**What you should do:** Show every line below where "CELULAR" can be found.

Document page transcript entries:
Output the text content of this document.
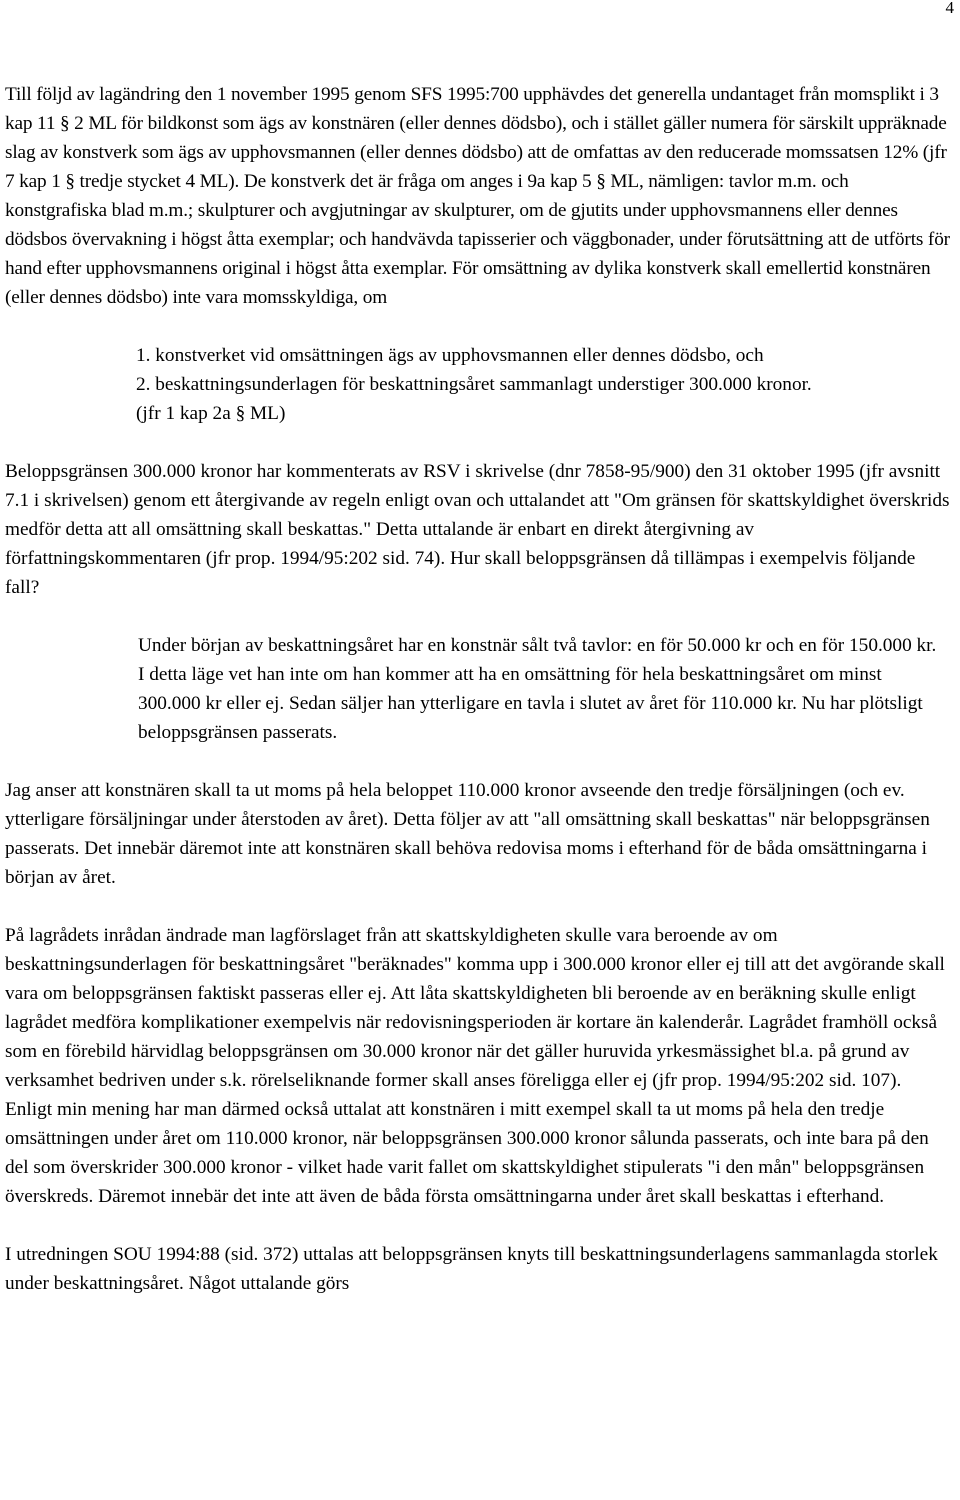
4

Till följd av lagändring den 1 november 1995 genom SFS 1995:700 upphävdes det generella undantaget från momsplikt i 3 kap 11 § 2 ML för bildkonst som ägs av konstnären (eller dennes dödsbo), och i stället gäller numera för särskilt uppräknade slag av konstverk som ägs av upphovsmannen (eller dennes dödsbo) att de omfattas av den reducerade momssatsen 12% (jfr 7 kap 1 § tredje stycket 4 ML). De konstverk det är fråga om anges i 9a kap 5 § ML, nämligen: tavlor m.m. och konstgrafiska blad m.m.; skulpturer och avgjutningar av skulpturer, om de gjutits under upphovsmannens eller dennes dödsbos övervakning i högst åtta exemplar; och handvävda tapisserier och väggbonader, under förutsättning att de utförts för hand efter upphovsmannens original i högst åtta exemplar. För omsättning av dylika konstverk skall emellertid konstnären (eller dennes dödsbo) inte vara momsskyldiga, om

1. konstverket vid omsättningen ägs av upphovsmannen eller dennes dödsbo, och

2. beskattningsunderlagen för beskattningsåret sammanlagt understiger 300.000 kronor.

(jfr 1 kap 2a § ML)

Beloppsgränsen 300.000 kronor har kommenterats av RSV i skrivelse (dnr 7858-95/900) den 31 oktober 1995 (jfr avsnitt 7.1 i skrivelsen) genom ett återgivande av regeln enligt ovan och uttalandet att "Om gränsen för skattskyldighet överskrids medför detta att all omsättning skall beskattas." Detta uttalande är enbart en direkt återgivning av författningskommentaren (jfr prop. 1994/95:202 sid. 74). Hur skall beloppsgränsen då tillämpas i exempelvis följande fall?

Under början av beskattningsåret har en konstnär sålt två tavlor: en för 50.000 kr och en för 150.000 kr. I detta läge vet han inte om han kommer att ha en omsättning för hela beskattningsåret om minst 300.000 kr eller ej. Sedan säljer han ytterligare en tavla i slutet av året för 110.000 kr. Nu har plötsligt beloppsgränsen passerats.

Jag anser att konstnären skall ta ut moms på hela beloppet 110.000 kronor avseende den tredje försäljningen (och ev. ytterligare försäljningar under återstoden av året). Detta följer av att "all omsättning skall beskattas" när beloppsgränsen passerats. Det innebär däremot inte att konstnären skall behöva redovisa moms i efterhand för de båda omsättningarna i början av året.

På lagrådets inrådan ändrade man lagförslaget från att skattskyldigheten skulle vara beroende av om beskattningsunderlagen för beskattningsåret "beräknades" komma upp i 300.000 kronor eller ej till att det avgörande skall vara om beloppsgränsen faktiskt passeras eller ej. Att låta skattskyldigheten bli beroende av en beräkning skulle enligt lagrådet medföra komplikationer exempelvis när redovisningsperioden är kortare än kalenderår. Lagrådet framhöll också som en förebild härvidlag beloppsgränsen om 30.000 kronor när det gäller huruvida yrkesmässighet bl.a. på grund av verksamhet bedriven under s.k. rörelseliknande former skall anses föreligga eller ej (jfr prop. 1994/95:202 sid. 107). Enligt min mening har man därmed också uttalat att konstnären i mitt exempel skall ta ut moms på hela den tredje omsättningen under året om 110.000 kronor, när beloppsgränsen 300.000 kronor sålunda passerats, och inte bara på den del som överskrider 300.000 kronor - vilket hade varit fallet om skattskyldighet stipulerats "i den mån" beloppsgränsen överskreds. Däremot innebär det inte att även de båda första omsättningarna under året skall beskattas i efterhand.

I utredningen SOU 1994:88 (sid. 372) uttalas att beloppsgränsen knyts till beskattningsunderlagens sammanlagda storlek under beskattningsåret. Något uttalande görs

* * *

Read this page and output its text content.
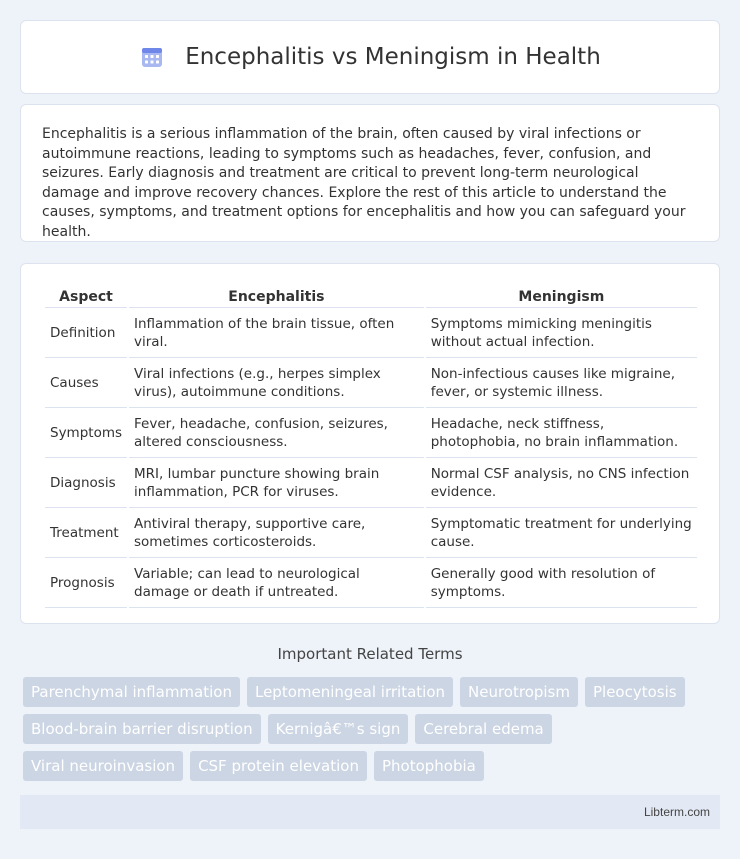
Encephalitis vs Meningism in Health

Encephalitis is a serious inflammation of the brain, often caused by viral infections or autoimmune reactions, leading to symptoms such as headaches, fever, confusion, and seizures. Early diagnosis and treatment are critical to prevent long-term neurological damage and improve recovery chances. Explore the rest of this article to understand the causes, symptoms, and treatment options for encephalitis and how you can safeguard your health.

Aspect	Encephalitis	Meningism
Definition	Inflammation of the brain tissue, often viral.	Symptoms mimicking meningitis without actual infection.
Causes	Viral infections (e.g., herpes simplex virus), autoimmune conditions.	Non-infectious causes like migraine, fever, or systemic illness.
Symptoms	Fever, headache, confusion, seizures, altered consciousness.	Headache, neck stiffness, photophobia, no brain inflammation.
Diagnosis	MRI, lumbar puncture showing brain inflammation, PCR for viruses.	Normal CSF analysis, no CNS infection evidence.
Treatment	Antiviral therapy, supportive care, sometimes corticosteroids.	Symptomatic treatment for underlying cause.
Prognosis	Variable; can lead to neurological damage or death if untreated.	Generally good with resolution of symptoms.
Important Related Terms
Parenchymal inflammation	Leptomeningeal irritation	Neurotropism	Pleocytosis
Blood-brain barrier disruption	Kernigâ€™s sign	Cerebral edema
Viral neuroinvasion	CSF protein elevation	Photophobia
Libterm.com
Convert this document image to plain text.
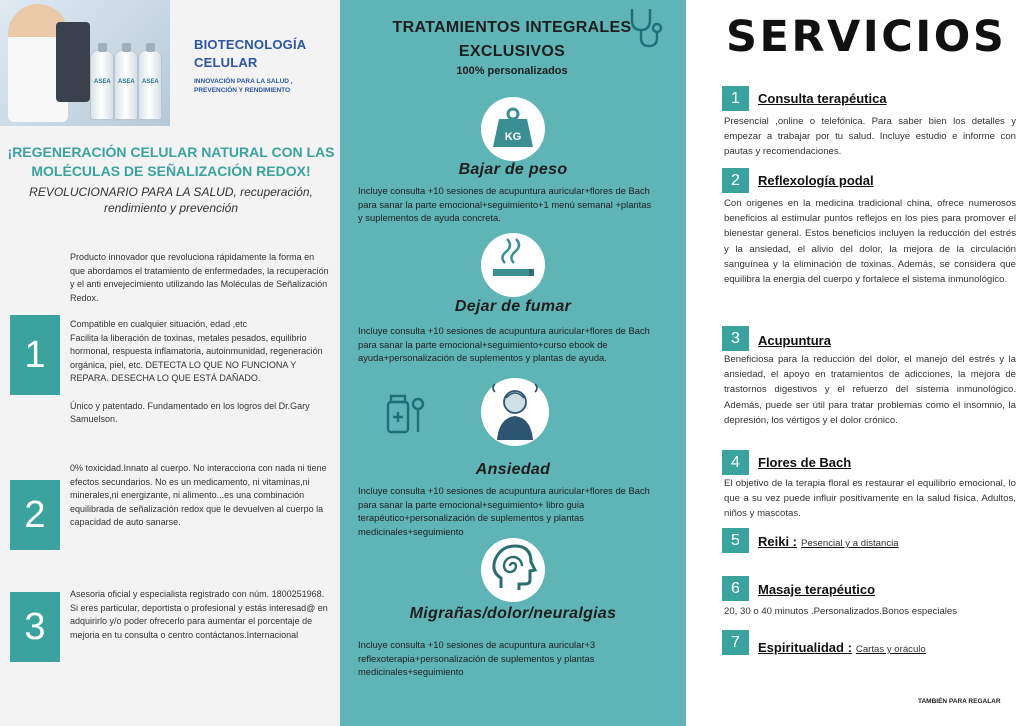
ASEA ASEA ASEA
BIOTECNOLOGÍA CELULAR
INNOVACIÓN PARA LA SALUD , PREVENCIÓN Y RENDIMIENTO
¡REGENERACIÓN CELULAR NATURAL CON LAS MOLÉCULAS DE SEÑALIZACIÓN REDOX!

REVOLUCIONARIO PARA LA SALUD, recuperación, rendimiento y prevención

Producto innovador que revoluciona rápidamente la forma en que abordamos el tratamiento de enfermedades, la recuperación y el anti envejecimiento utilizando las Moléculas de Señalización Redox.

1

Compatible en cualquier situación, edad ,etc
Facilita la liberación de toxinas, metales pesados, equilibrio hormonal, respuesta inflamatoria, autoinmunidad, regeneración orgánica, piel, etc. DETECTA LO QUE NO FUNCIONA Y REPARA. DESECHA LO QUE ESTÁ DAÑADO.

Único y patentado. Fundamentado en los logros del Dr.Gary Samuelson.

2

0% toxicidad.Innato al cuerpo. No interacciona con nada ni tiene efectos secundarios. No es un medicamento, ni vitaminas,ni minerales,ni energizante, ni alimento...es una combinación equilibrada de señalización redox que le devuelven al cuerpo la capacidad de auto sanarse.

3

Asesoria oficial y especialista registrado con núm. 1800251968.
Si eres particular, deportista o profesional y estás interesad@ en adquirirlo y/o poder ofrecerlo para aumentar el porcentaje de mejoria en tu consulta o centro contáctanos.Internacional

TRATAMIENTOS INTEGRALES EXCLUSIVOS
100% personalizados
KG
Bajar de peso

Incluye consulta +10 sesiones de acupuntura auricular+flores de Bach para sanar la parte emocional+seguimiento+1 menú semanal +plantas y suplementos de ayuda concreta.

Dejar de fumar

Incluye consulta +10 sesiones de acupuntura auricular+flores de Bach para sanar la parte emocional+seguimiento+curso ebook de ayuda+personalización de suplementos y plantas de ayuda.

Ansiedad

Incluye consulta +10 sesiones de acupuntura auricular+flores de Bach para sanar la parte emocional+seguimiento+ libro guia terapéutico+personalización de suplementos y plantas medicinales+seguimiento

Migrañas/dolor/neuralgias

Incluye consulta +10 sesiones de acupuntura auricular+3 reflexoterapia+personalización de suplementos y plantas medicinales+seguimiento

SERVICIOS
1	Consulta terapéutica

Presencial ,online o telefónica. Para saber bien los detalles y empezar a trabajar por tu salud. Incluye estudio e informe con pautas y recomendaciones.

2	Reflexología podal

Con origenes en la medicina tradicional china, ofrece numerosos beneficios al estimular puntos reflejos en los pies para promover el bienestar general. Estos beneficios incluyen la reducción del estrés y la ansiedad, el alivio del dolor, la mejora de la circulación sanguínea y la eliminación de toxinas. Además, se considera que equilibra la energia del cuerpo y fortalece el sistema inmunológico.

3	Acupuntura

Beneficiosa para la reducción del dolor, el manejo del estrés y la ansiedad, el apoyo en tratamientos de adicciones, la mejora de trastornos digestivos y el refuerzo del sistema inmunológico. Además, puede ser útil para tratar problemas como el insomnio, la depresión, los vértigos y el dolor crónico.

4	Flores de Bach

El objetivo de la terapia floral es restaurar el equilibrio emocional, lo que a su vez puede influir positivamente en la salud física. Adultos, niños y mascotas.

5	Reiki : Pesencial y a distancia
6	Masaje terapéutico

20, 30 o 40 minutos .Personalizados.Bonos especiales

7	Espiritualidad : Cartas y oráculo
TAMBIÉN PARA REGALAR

**Solution to this problem:**
BIOTECNOLOGÍA CELULAR
¡REGENERACIÓN CELULAR NATURAL CON LAS MOLÉCULAS DE SEÑALIZACIÓN REDOX!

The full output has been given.